→ **Data tied to figure images**
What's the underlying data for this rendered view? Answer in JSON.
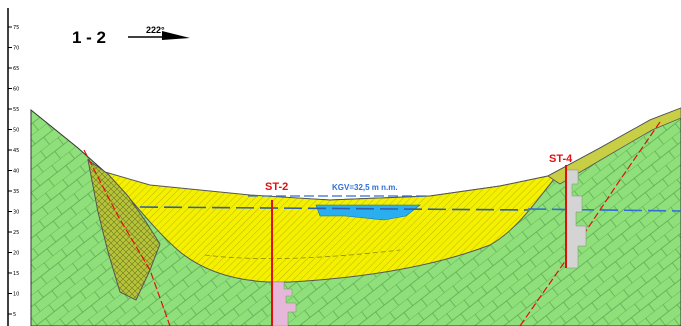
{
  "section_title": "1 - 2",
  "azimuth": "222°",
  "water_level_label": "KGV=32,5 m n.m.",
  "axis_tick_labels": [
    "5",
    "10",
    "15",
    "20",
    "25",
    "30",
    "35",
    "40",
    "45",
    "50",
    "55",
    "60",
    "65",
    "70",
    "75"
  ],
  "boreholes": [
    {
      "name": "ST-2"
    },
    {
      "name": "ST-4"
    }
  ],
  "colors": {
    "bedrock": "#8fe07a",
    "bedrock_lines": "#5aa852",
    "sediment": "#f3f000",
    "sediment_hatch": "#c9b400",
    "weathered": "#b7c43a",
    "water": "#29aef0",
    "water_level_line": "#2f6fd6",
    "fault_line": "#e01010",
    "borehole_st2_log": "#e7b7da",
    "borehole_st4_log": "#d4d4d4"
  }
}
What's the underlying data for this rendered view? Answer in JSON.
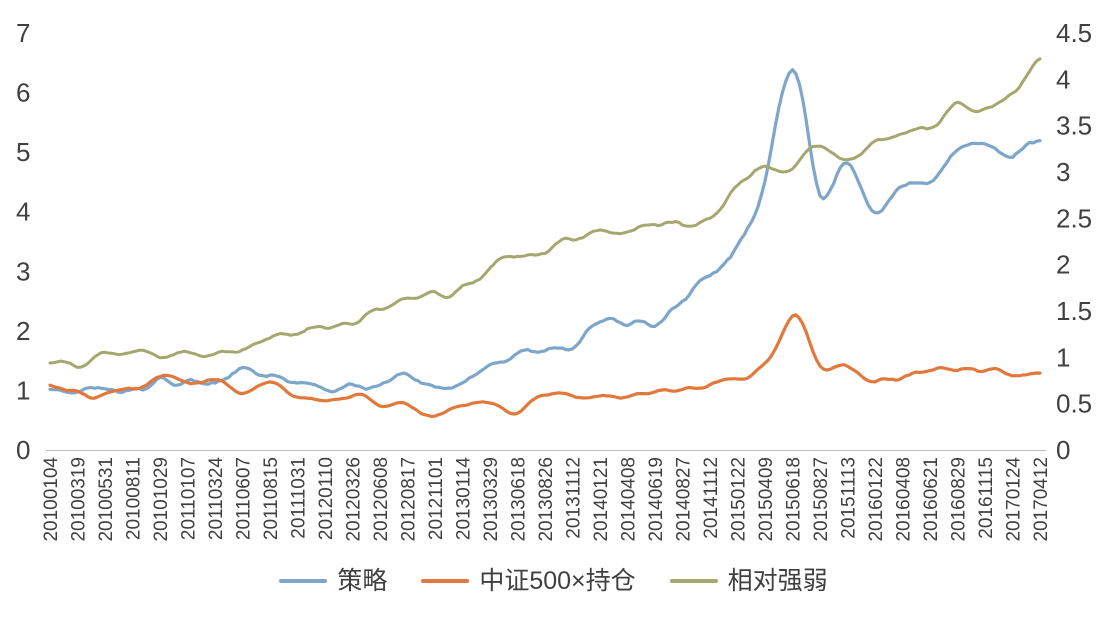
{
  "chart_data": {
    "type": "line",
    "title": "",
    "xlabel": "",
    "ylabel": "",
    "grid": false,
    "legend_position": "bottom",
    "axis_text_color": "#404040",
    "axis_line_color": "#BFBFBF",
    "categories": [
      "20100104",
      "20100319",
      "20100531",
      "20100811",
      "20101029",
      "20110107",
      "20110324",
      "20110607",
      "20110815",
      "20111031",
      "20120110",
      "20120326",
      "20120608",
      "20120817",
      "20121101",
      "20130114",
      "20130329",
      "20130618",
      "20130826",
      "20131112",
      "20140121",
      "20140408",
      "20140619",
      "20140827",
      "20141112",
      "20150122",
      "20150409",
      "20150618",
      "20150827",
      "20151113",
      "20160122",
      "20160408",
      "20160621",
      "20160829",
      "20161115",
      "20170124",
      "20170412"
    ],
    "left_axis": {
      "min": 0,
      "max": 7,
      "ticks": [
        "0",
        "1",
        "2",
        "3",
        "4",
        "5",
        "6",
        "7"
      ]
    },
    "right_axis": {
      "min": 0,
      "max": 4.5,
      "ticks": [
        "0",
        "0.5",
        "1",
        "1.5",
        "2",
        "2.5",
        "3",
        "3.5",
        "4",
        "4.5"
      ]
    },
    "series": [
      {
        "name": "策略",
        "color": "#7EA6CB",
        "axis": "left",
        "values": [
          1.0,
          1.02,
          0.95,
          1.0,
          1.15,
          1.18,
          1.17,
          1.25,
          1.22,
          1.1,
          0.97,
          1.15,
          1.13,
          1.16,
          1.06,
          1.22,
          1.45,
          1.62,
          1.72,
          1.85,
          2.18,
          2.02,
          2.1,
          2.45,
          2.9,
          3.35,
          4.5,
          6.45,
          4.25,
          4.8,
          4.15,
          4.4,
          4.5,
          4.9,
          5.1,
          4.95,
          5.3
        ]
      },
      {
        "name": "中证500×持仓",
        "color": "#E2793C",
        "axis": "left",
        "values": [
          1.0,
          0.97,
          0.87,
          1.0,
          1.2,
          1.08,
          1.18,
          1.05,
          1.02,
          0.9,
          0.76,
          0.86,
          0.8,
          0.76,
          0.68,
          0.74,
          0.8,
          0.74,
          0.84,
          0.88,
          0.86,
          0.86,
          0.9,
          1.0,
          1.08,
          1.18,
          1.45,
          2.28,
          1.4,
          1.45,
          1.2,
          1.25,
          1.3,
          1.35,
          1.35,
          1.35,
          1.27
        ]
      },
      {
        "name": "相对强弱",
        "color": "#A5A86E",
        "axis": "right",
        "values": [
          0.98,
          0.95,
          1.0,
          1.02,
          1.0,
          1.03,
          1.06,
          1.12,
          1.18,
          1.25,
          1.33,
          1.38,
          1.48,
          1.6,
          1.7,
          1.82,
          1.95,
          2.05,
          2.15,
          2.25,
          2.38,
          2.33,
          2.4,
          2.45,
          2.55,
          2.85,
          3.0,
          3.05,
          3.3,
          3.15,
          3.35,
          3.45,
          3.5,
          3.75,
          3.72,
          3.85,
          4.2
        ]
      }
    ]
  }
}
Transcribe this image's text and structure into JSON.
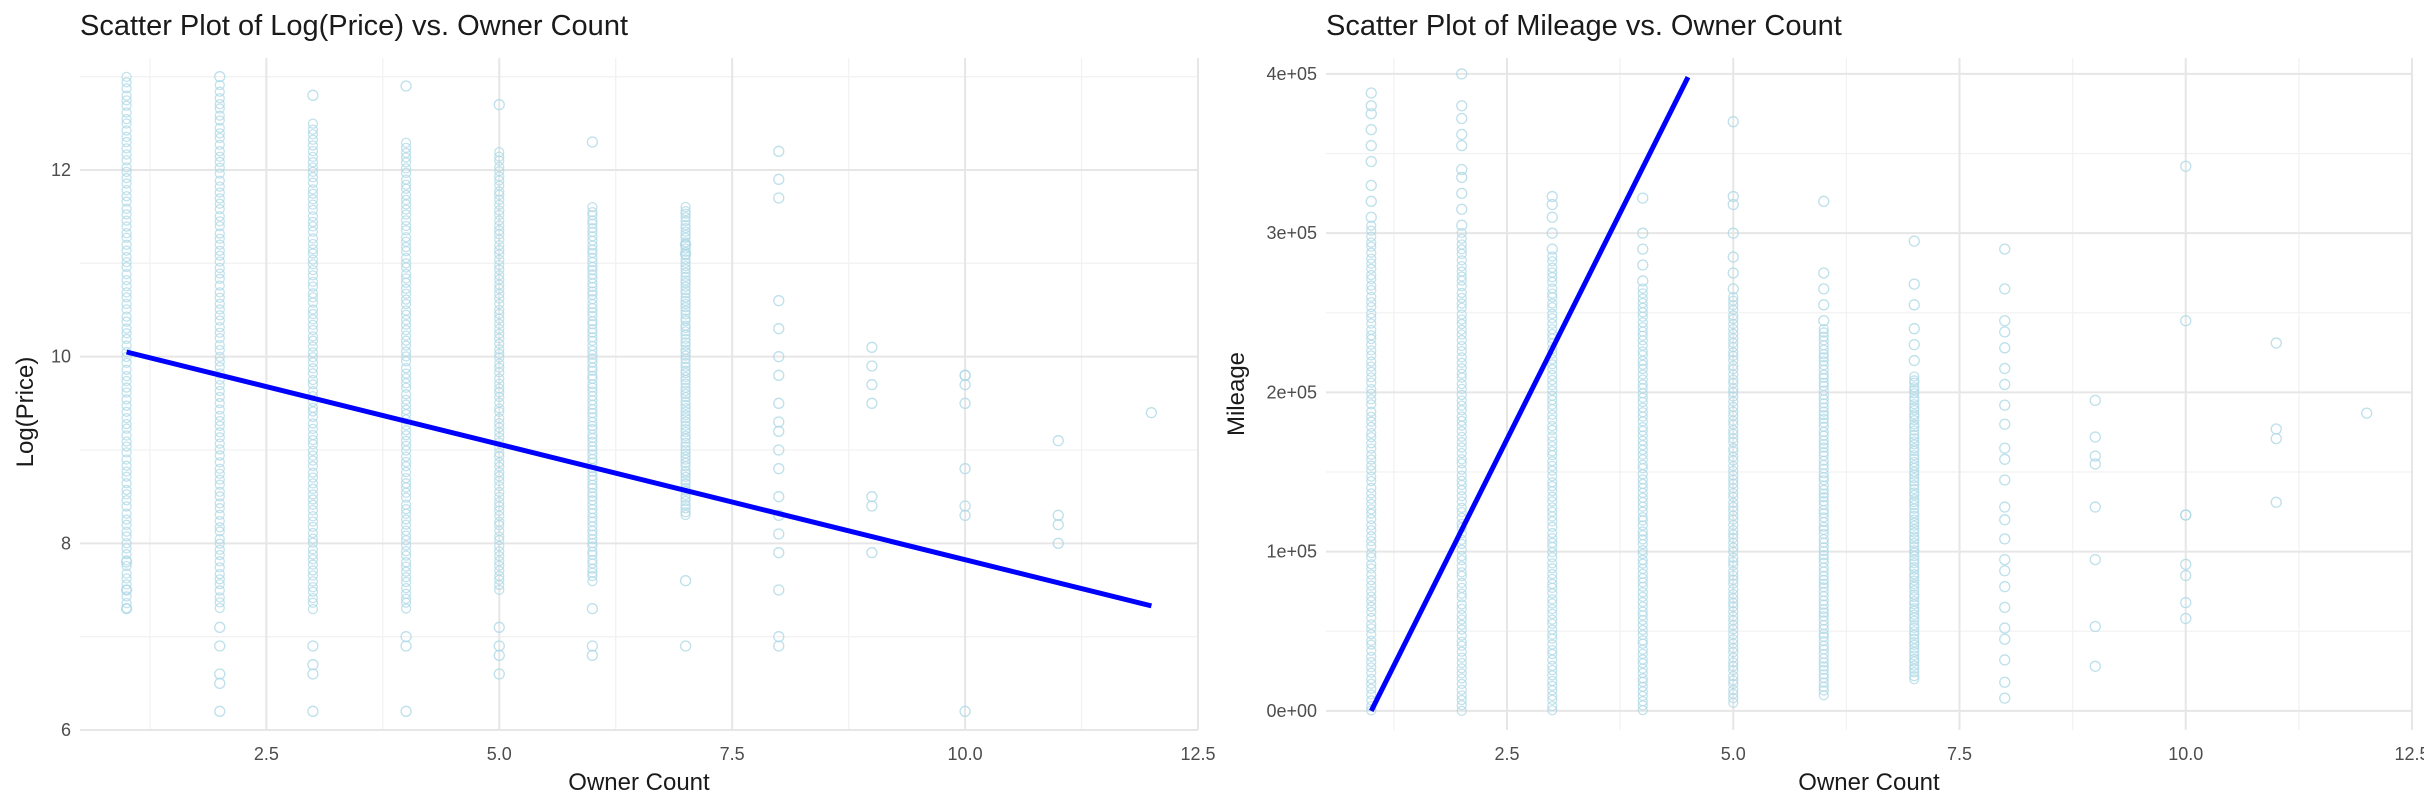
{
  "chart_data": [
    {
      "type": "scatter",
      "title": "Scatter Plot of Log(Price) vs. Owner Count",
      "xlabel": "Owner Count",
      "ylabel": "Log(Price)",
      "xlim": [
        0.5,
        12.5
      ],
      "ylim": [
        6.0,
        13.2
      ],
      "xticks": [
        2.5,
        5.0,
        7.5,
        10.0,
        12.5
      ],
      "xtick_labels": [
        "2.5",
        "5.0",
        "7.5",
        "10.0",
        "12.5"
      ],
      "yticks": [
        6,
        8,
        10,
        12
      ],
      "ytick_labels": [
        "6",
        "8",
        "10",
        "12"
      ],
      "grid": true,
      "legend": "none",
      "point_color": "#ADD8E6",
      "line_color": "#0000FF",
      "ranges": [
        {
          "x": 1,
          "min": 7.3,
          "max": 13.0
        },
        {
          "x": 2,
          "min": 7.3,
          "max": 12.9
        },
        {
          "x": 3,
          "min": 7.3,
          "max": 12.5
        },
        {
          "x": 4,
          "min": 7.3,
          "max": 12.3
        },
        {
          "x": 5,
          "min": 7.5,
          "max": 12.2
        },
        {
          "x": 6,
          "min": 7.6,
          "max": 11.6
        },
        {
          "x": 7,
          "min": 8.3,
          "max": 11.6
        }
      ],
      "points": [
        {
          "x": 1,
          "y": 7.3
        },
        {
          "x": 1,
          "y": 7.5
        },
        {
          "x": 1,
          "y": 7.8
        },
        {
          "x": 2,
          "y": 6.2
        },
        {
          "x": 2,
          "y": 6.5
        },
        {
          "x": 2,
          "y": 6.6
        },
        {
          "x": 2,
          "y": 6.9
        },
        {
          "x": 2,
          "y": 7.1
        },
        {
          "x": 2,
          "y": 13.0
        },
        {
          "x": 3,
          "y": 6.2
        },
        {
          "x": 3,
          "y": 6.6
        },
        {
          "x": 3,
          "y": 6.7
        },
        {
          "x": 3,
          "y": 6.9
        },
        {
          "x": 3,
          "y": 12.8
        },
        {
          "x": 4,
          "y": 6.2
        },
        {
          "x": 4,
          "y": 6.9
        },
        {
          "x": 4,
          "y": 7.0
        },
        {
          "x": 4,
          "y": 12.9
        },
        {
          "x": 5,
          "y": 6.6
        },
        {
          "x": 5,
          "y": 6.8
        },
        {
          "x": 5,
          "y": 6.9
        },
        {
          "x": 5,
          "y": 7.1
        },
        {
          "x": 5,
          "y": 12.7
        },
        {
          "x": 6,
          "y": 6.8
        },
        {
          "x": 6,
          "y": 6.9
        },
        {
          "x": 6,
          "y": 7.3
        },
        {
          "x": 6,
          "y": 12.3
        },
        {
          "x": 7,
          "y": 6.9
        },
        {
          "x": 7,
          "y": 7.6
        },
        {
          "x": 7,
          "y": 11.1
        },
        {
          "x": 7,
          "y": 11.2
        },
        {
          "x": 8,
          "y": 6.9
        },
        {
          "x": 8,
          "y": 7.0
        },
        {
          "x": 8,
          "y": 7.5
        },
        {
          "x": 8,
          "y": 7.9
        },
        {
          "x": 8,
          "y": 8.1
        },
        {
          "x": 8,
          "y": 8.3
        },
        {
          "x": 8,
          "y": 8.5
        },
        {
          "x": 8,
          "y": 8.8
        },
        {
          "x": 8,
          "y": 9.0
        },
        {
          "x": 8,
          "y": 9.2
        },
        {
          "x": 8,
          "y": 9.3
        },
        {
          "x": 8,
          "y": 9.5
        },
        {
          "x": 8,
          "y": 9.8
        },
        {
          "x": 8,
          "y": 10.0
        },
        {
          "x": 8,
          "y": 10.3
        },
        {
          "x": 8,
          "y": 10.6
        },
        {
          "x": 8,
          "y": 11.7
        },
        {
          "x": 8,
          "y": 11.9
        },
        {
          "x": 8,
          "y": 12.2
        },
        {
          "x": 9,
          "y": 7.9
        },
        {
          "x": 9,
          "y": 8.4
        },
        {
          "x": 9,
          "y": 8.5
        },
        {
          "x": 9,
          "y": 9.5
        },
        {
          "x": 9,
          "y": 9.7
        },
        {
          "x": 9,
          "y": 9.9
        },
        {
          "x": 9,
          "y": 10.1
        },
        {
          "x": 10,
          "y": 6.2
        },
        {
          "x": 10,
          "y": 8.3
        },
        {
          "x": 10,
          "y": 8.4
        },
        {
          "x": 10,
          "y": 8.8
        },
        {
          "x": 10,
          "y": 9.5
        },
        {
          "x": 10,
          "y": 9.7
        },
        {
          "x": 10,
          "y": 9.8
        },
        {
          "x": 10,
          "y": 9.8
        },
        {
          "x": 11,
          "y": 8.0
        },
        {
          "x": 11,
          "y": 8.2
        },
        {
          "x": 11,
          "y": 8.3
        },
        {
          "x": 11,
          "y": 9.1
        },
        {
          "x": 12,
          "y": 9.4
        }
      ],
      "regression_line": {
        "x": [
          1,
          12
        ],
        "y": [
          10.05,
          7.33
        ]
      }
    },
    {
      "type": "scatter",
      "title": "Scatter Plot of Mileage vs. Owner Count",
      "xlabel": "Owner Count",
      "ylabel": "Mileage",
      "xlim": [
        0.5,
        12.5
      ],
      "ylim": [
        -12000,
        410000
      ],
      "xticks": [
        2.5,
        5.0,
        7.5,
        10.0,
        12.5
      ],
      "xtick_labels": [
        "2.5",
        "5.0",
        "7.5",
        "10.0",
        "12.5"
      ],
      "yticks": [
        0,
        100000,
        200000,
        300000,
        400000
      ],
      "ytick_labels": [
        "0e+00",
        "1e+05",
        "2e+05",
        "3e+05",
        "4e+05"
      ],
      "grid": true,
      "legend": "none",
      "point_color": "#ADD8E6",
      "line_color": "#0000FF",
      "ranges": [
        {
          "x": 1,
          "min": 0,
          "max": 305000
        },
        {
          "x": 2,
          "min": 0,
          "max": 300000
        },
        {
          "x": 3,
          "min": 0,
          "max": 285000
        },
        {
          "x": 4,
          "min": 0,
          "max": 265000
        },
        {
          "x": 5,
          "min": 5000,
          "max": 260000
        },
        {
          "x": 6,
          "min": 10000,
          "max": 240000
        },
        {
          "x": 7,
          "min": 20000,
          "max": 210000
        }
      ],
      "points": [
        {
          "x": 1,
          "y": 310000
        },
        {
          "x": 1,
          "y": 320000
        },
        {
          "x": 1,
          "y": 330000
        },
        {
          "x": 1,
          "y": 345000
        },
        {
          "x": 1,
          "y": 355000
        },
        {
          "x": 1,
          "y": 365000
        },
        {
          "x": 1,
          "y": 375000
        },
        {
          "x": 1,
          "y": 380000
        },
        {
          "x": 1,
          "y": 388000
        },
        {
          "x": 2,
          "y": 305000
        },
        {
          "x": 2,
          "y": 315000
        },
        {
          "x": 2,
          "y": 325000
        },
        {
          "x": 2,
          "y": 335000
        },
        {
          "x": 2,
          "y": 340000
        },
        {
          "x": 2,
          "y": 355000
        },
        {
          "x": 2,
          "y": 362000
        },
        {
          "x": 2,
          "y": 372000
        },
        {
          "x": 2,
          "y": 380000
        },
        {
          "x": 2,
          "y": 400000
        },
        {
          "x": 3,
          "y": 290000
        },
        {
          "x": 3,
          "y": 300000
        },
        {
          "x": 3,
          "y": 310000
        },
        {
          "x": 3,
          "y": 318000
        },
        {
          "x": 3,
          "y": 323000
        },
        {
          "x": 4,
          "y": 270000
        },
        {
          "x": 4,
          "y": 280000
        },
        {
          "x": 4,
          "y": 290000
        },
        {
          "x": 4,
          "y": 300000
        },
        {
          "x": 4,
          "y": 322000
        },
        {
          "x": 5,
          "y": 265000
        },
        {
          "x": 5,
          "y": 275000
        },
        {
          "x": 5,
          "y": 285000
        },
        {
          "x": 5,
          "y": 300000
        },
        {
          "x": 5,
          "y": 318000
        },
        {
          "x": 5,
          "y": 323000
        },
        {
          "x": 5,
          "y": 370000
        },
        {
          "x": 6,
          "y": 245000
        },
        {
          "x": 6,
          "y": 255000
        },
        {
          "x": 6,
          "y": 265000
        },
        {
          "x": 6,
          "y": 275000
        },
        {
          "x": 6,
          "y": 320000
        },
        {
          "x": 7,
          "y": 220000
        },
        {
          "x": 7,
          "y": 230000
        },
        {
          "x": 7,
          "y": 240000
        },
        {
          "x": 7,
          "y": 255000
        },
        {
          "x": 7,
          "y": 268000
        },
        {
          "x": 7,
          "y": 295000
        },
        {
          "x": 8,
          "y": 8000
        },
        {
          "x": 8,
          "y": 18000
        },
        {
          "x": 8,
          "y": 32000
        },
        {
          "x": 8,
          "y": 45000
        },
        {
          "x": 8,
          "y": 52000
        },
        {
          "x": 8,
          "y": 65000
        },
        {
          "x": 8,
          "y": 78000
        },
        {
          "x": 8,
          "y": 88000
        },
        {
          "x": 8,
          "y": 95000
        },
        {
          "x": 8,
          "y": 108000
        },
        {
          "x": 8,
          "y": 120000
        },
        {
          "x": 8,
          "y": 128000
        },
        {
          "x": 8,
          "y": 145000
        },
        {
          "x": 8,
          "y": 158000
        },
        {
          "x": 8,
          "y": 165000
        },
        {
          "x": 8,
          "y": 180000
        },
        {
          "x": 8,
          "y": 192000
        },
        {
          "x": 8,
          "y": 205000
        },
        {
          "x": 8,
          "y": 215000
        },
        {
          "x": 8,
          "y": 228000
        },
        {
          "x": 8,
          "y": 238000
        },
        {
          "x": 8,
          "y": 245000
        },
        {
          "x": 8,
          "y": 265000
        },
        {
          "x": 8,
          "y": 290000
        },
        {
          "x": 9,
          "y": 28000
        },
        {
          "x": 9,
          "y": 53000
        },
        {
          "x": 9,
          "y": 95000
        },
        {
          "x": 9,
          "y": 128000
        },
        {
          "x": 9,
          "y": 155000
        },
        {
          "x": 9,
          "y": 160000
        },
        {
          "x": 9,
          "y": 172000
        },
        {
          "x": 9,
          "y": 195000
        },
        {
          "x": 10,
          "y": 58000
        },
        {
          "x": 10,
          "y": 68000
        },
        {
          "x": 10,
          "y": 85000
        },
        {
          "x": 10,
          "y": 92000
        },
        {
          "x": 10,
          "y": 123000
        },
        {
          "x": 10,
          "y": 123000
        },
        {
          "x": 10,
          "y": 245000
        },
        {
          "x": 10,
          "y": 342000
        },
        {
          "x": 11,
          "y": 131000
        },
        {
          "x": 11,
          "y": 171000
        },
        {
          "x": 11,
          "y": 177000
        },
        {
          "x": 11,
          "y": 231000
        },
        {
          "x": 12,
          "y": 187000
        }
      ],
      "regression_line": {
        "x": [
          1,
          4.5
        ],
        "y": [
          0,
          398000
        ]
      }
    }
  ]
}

→ **Set problem**
Across the preceding material, how many lines contain the word "ylabel"? State the number alone.

→ **Finished answer**
3